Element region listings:

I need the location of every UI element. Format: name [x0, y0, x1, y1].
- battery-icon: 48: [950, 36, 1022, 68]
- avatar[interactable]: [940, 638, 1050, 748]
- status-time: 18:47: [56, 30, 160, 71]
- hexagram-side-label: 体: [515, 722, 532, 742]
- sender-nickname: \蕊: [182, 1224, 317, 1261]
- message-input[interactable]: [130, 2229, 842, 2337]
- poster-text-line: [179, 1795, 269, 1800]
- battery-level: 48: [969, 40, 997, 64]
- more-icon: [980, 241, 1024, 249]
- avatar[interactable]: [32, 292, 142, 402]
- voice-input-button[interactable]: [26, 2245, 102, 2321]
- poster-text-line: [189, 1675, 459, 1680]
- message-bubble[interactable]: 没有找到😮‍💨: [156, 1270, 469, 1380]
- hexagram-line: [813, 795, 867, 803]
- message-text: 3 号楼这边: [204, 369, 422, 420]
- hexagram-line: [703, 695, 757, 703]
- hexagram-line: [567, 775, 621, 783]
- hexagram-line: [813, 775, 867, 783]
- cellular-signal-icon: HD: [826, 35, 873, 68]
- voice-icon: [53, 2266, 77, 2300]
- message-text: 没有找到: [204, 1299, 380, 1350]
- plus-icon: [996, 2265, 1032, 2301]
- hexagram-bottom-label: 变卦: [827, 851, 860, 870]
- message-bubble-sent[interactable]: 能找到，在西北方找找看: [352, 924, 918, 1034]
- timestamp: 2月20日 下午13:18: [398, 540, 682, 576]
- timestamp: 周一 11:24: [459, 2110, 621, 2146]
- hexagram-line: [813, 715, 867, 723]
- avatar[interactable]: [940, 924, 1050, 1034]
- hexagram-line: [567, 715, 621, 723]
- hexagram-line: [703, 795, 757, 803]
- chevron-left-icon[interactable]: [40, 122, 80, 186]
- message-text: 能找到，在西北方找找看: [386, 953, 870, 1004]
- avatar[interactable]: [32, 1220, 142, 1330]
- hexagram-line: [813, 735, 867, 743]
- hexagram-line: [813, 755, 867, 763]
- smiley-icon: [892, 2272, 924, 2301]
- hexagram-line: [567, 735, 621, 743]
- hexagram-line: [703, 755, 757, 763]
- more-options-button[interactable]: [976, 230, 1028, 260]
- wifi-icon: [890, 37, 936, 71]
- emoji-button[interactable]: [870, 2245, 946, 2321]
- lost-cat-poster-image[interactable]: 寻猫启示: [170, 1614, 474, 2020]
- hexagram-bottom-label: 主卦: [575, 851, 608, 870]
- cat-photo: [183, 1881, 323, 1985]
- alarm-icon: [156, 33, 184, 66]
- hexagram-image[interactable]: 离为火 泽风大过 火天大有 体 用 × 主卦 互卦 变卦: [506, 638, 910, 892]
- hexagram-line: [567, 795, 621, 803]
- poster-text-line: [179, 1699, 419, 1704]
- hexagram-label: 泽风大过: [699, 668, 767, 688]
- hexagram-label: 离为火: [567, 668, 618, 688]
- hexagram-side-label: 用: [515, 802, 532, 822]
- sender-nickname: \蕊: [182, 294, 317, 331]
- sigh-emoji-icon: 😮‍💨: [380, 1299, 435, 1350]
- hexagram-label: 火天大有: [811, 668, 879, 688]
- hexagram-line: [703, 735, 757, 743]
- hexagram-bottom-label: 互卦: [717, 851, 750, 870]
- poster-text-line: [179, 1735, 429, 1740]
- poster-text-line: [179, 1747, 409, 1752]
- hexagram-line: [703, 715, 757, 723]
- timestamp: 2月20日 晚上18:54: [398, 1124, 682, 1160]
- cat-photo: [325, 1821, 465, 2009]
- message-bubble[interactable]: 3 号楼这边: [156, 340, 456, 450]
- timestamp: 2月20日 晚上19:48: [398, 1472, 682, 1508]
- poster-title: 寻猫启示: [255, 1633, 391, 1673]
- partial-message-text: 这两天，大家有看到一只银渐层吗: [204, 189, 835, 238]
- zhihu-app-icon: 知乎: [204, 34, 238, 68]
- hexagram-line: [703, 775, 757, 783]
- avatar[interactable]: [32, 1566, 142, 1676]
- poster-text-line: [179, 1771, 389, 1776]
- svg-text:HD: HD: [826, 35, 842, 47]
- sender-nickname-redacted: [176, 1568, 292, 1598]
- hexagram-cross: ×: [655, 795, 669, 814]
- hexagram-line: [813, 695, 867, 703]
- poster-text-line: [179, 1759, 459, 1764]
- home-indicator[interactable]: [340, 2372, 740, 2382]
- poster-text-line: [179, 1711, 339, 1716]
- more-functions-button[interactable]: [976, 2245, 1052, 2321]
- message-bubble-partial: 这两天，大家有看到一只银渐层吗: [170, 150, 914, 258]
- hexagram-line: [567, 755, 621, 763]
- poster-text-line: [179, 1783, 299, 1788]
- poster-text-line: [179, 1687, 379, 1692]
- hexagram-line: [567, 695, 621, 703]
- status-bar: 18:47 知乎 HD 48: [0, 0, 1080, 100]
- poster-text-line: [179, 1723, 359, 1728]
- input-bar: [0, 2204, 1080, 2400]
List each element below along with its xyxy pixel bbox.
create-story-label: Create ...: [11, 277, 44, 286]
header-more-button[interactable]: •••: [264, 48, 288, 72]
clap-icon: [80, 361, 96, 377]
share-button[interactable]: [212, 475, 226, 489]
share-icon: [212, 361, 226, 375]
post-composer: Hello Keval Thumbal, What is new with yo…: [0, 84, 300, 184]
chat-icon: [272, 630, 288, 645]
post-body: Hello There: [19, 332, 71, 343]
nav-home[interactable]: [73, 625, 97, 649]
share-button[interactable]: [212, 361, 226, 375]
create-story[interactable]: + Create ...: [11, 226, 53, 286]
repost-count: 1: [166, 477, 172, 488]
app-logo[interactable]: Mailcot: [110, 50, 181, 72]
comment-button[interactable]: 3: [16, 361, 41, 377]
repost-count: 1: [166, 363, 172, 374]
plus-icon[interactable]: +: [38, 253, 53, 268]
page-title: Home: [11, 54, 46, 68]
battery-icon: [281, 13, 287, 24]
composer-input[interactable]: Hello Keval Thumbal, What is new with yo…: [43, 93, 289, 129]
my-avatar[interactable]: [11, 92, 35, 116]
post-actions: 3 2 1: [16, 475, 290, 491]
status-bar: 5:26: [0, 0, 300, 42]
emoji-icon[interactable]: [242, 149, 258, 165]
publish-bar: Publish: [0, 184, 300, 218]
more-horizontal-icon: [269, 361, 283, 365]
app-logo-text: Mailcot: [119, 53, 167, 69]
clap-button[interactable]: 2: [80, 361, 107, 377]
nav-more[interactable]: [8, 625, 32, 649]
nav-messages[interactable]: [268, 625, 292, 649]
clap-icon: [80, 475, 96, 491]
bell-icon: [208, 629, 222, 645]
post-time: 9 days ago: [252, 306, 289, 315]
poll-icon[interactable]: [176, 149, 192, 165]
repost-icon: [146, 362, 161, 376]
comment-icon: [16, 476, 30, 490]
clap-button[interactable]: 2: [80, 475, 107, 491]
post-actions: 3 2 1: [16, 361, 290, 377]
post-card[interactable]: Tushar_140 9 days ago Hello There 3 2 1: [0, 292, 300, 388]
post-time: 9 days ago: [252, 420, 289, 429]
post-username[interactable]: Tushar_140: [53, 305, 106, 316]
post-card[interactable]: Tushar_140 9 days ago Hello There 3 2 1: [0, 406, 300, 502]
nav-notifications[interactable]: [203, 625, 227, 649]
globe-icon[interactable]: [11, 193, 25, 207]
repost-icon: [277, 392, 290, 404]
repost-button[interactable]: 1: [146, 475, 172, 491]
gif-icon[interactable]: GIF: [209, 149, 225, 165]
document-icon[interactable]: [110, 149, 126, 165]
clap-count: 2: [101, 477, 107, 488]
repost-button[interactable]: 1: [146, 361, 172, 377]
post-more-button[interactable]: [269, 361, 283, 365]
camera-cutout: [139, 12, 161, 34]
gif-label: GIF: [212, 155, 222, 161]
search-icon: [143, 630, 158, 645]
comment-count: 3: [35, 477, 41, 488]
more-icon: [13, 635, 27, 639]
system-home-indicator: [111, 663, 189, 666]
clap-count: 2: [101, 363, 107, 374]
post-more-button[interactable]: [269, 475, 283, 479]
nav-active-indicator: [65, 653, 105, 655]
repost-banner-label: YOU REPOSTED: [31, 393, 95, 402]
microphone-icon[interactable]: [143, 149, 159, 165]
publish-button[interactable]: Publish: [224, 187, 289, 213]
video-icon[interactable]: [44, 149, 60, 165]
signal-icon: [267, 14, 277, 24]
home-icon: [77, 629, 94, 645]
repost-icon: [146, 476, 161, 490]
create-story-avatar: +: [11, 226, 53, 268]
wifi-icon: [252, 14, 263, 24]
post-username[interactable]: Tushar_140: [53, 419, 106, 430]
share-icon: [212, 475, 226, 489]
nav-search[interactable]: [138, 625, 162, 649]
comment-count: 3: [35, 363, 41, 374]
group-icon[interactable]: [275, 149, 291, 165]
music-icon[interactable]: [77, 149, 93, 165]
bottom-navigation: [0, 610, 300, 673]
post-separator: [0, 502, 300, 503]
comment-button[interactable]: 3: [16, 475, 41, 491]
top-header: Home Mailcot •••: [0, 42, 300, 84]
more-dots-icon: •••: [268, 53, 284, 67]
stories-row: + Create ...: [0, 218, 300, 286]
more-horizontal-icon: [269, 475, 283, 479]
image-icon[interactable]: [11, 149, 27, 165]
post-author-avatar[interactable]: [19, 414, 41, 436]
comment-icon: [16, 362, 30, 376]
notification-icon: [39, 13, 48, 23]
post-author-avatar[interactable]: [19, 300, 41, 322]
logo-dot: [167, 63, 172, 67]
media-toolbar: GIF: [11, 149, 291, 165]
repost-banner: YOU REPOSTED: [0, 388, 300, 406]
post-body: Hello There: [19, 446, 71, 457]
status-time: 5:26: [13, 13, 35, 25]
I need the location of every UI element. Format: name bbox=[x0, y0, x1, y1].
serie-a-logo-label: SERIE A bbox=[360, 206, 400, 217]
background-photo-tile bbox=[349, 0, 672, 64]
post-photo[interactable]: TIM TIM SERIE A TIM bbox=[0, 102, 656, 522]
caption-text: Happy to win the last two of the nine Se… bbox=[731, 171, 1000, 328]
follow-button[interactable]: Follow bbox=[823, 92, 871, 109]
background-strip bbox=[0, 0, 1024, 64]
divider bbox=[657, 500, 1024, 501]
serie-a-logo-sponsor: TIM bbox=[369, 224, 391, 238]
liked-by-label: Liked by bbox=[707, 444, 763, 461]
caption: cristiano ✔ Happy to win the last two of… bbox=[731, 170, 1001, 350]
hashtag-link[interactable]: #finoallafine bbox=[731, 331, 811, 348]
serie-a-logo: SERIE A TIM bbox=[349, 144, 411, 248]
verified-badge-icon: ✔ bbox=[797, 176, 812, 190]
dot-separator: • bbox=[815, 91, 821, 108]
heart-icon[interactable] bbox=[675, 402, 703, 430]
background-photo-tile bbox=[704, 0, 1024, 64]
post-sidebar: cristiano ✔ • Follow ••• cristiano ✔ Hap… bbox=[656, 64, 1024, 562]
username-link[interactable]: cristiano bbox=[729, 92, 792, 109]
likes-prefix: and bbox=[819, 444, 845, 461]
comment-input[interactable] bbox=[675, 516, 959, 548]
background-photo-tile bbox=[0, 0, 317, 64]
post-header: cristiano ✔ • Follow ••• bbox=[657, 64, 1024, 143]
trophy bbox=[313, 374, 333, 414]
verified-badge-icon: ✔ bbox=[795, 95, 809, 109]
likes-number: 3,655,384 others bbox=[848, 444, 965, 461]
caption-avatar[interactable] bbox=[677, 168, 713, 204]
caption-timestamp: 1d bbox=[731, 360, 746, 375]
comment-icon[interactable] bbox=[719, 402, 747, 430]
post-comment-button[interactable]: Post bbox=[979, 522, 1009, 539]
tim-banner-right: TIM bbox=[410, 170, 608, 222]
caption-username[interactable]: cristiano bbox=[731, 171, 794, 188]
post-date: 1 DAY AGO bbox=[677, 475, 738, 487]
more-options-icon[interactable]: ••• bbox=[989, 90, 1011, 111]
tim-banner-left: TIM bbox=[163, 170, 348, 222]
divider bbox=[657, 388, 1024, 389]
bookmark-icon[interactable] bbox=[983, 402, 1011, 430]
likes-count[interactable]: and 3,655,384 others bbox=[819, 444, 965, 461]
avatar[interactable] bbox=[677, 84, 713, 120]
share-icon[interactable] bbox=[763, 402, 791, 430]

▶ _Task description_: Copy the rows unchanged, from the start of the rows up to and including the line with "- hexagram-bottom-label: 变卦: [827, 851, 860, 870]".

▶ _Exercise output_:
I need the location of every UI element. Format: name [x0, y0, x1, y1].
- battery-icon: 48: [950, 36, 1022, 68]
- avatar[interactable]: [940, 638, 1050, 748]
- status-time: 18:47: [56, 30, 160, 71]
- hexagram-side-label: 体: [515, 722, 532, 742]
- sender-nickname: \蕊: [182, 1224, 317, 1261]
- message-input[interactable]: [130, 2229, 842, 2337]
- poster-text-line: [179, 1795, 269, 1800]
- battery-level: 48: [969, 40, 997, 64]
- more-icon: [980, 241, 1024, 249]
- avatar[interactable]: [32, 292, 142, 402]
- voice-input-button[interactable]: [26, 2245, 102, 2321]
- poster-text-line: [189, 1675, 459, 1680]
- message-bubble[interactable]: 没有找到😮‍💨: [156, 1270, 469, 1380]
- hexagram-line: [813, 795, 867, 803]
- message-text: 3 号楼这边: [204, 369, 422, 420]
- hexagram-line: [703, 695, 757, 703]
- hexagram-line: [567, 775, 621, 783]
- hexagram-line: [813, 775, 867, 783]
- cellular-signal-icon: HD: [826, 35, 873, 68]
- voice-icon: [53, 2266, 77, 2300]
- message-text: 没有找到: [204, 1299, 380, 1350]
- plus-icon: [996, 2265, 1032, 2301]
- hexagram-bottom-label: 变卦: [827, 851, 860, 870]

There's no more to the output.